» **YOUR GOAL**
In the material below, the lines containing the word "emilyjohnson" are required; copy each of them.

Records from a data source

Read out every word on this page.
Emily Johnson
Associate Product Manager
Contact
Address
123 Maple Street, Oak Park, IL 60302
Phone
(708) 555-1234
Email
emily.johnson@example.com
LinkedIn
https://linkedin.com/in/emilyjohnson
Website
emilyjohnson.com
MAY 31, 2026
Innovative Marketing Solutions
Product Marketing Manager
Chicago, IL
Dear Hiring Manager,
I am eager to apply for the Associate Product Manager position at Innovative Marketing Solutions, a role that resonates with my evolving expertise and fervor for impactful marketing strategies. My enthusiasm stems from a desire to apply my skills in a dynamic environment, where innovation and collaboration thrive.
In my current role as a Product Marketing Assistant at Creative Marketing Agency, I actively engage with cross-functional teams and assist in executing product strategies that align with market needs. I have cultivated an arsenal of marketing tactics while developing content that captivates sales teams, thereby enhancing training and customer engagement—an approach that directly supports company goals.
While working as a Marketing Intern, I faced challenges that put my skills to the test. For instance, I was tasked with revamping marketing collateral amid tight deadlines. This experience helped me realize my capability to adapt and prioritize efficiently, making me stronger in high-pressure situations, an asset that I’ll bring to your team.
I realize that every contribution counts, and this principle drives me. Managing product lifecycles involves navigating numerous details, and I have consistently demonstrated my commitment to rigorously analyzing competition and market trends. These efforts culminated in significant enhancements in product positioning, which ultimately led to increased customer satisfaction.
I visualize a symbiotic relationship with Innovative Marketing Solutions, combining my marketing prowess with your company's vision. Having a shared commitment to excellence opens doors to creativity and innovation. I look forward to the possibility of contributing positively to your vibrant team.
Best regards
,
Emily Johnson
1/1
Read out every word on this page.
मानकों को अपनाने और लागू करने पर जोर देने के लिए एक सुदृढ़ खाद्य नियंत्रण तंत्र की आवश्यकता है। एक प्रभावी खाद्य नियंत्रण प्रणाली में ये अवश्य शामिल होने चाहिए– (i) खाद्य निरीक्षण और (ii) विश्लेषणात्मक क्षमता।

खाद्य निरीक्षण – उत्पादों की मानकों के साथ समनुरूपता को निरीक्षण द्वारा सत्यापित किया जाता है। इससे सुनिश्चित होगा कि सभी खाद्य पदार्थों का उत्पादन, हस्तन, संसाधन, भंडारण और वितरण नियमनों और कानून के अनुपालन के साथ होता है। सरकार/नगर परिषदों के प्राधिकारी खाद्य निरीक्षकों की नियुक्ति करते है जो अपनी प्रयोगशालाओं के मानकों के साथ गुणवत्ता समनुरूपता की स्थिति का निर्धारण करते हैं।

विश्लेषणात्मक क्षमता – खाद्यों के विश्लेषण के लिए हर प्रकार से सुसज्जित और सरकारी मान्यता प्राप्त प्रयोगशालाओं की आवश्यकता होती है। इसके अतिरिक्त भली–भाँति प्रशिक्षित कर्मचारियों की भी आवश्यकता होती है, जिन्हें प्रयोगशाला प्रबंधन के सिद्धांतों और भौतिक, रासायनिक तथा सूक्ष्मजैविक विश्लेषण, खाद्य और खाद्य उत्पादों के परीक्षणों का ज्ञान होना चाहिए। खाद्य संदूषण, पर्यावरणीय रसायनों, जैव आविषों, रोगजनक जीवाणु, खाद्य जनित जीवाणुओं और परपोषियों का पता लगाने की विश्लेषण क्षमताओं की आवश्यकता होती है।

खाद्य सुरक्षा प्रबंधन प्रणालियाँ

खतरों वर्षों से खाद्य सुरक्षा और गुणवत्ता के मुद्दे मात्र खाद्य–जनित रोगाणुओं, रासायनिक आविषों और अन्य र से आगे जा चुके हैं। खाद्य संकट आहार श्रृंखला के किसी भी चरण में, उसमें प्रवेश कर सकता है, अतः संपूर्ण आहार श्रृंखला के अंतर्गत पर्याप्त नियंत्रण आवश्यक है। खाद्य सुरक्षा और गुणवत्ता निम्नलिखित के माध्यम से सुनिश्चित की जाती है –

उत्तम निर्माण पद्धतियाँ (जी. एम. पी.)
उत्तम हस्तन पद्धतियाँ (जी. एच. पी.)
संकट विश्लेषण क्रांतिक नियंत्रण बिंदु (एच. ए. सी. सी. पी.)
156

» **EXERCISE RESULT**
https://linkedin.com/in/emilyjohnson
emilyjohnson.com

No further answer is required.